**Exercise materials**
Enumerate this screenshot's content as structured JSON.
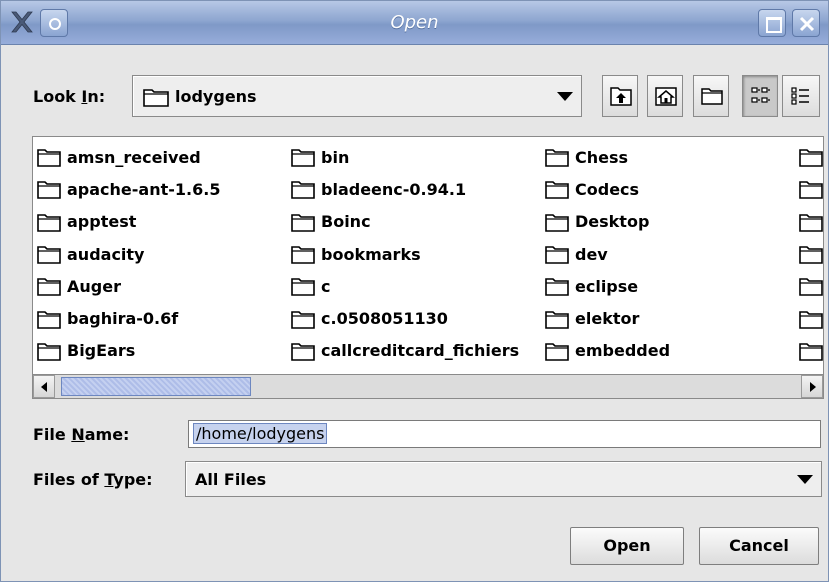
{
  "window": {
    "title": "Open"
  },
  "look_in": {
    "label_prefix": "Look ",
    "label_mnemonic": "I",
    "label_suffix": "n:",
    "value": "lodygens"
  },
  "toolbar": {
    "icons": [
      "up-one-level-icon",
      "home-icon",
      "new-folder-icon",
      "list-view-icon",
      "details-view-icon"
    ]
  },
  "files": {
    "columns": [
      [
        "amsn_received",
        "apache-ant-1.6.5",
        "apptest",
        "audacity",
        "Auger",
        "baghira-0.6f",
        "BigEars"
      ],
      [
        "bin",
        "bladeenc-0.94.1",
        "Boinc",
        "bookmarks",
        "c",
        "c.0508051130",
        "callcreditcard_fichiers"
      ],
      [
        "Chess",
        "Codecs",
        "Desktop",
        "dev",
        "eclipse",
        "elektor",
        "embedded"
      ]
    ],
    "icon": "folder-icon"
  },
  "file_name": {
    "label_prefix": "File ",
    "label_mnemonic": "N",
    "label_suffix": "ame:",
    "value": "/home/lodygens"
  },
  "file_type": {
    "label_prefix": "Files of ",
    "label_mnemonic": "T",
    "label_suffix": "ype:",
    "value": "All Files"
  },
  "buttons": {
    "open": "Open",
    "cancel": "Cancel"
  },
  "colors": {
    "titlebar": "#8ea6d0",
    "background": "#e6e6e6",
    "scroll_thumb": "#aebde8"
  }
}
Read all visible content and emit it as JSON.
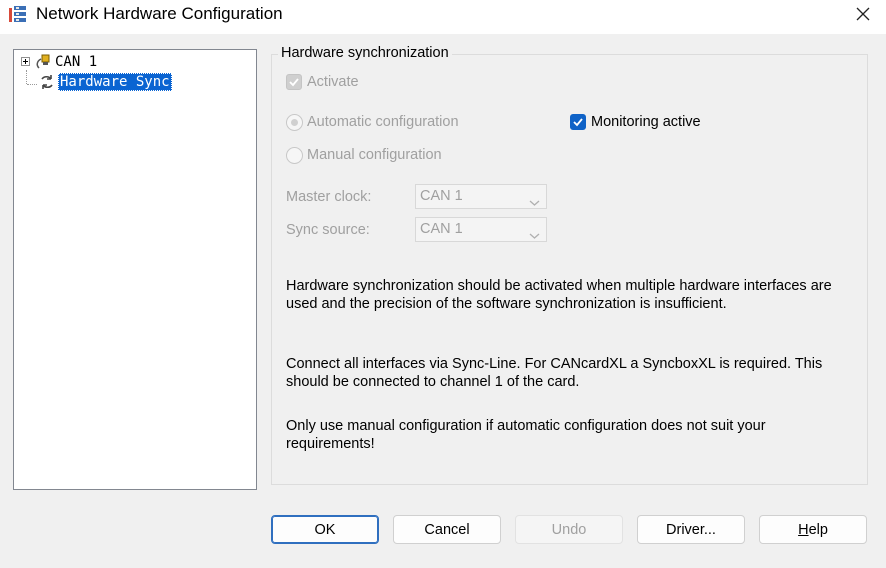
{
  "window": {
    "title": "Network Hardware Configuration",
    "icon": "network-config-icon",
    "close_glyph": "✕"
  },
  "tree": {
    "items": [
      {
        "label": "CAN 1",
        "icon": "can-node-icon",
        "expanded": false,
        "selected": false
      },
      {
        "label": "Hardware Sync",
        "icon": "sync-arrows-icon",
        "selected": true
      }
    ]
  },
  "group": {
    "legend": "Hardware synchronization",
    "activate": {
      "label": "Activate",
      "checked": true,
      "enabled": false
    },
    "auto_config": {
      "label": "Automatic configuration",
      "selected": true,
      "enabled": false
    },
    "manual_config": {
      "label": "Manual configuration",
      "selected": false,
      "enabled": false
    },
    "monitoring": {
      "label": "Monitoring active",
      "checked": true,
      "enabled": true
    },
    "master_clock": {
      "label": "Master clock:",
      "value": "CAN 1"
    },
    "sync_source": {
      "label": "Sync source:",
      "value": "CAN 1"
    },
    "info": [
      "Hardware synchronization should be activated when multiple hardware interfaces are used and the precision of the software synchronization is insufficient.",
      "Connect all interfaces via Sync-Line. For CANcardXL a SyncboxXL is required. This should be connected to channel 1 of the card.",
      "Only use manual configuration if automatic configuration does not suit your requirements!"
    ]
  },
  "buttons": {
    "ok": "OK",
    "cancel": "Cancel",
    "undo": "Undo",
    "driver": "Driver...",
    "help_first": "H",
    "help_rest": "elp"
  },
  "colors": {
    "accent": "#0f62c7",
    "selection": "#0a64d2",
    "disabled_text": "#a0a0a0"
  }
}
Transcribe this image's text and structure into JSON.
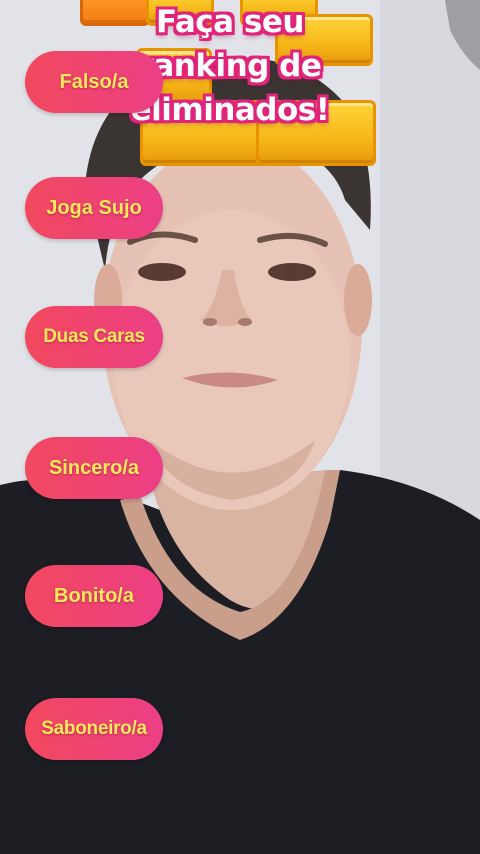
{
  "filter": {
    "title": "Faça seu\nranking de\neliminados!"
  },
  "categories": [
    {
      "label": "Falso/a"
    },
    {
      "label": "Joga Sujo"
    },
    {
      "label": "Duas Caras"
    },
    {
      "label": "Sincero/a"
    },
    {
      "label": "Bonito/a"
    },
    {
      "label": "Saboneiro/a"
    }
  ],
  "colors": {
    "pill_gradient_start": "#f2485e",
    "pill_gradient_end": "#ec3f86",
    "pill_text": "#ffe85a",
    "title_outline": "#e0247a",
    "block_yellow": "#f7b718",
    "block_orange": "#f57c10"
  }
}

**Written instruction**
Quote every record above exactly, leaving out any pictures.

**Written response**
Enumerate this screenshot's content as structured JSON.
{
  "window": {
    "title": "Open"
  },
  "look_in": {
    "label_prefix": "Look ",
    "label_mnemonic": "I",
    "label_suffix": "n:",
    "value": "lodygens"
  },
  "toolbar": {
    "icons": [
      "up-one-level-icon",
      "home-icon",
      "new-folder-icon",
      "list-view-icon",
      "details-view-icon"
    ]
  },
  "files": {
    "columns": [
      [
        "amsn_received",
        "apache-ant-1.6.5",
        "apptest",
        "audacity",
        "Auger",
        "baghira-0.6f",
        "BigEars"
      ],
      [
        "bin",
        "bladeenc-0.94.1",
        "Boinc",
        "bookmarks",
        "c",
        "c.0508051130",
        "callcreditcard_fichiers"
      ],
      [
        "Chess",
        "Codecs",
        "Desktop",
        "dev",
        "eclipse",
        "elektor",
        "embedded"
      ]
    ],
    "icon": "folder-icon"
  },
  "file_name": {
    "label_prefix": "File ",
    "label_mnemonic": "N",
    "label_suffix": "ame:",
    "value": "/home/lodygens"
  },
  "file_type": {
    "label_prefix": "Files of ",
    "label_mnemonic": "T",
    "label_suffix": "ype:",
    "value": "All Files"
  },
  "buttons": {
    "open": "Open",
    "cancel": "Cancel"
  },
  "colors": {
    "titlebar": "#8ea6d0",
    "background": "#e6e6e6",
    "scroll_thumb": "#aebde8"
  }
}
Read all visible content and emit it as JSON.
{
  "window": {
    "title": "Network Hardware Configuration",
    "icon": "network-config-icon",
    "close_glyph": "✕"
  },
  "tree": {
    "items": [
      {
        "label": "CAN 1",
        "icon": "can-node-icon",
        "expanded": false,
        "selected": false
      },
      {
        "label": "Hardware Sync",
        "icon": "sync-arrows-icon",
        "selected": true
      }
    ]
  },
  "group": {
    "legend": "Hardware synchronization",
    "activate": {
      "label": "Activate",
      "checked": true,
      "enabled": false
    },
    "auto_config": {
      "label": "Automatic configuration",
      "selected": true,
      "enabled": false
    },
    "manual_config": {
      "label": "Manual configuration",
      "selected": false,
      "enabled": false
    },
    "monitoring": {
      "label": "Monitoring active",
      "checked": true,
      "enabled": true
    },
    "master_clock": {
      "label": "Master clock:",
      "value": "CAN 1"
    },
    "sync_source": {
      "label": "Sync source:",
      "value": "CAN 1"
    },
    "info": [
      "Hardware synchronization should be activated when multiple hardware interfaces are used and the precision of the software synchronization is insufficient.",
      "Connect all interfaces via Sync-Line. For CANcardXL a SyncboxXL is required. This should be connected to channel 1 of the card.",
      "Only use manual configuration if automatic configuration does not suit your requirements!"
    ]
  },
  "buttons": {
    "ok": "OK",
    "cancel": "Cancel",
    "undo": "Undo",
    "driver": "Driver...",
    "help_first": "H",
    "help_rest": "elp"
  },
  "colors": {
    "accent": "#0f62c7",
    "selection": "#0a64d2",
    "disabled_text": "#a0a0a0"
  }
}
Transcribe this image's text and structure into JSON.
{
  "filter": {
    "title": "Faça seu\nranking de\neliminados!"
  },
  "categories": [
    {
      "label": "Falso/a"
    },
    {
      "label": "Joga Sujo"
    },
    {
      "label": "Duas Caras"
    },
    {
      "label": "Sincero/a"
    },
    {
      "label": "Bonito/a"
    },
    {
      "label": "Saboneiro/a"
    }
  ],
  "colors": {
    "pill_gradient_start": "#f2485e",
    "pill_gradient_end": "#ec3f86",
    "pill_text": "#ffe85a",
    "title_outline": "#e0247a",
    "block_yellow": "#f7b718",
    "block_orange": "#f57c10"
  }
}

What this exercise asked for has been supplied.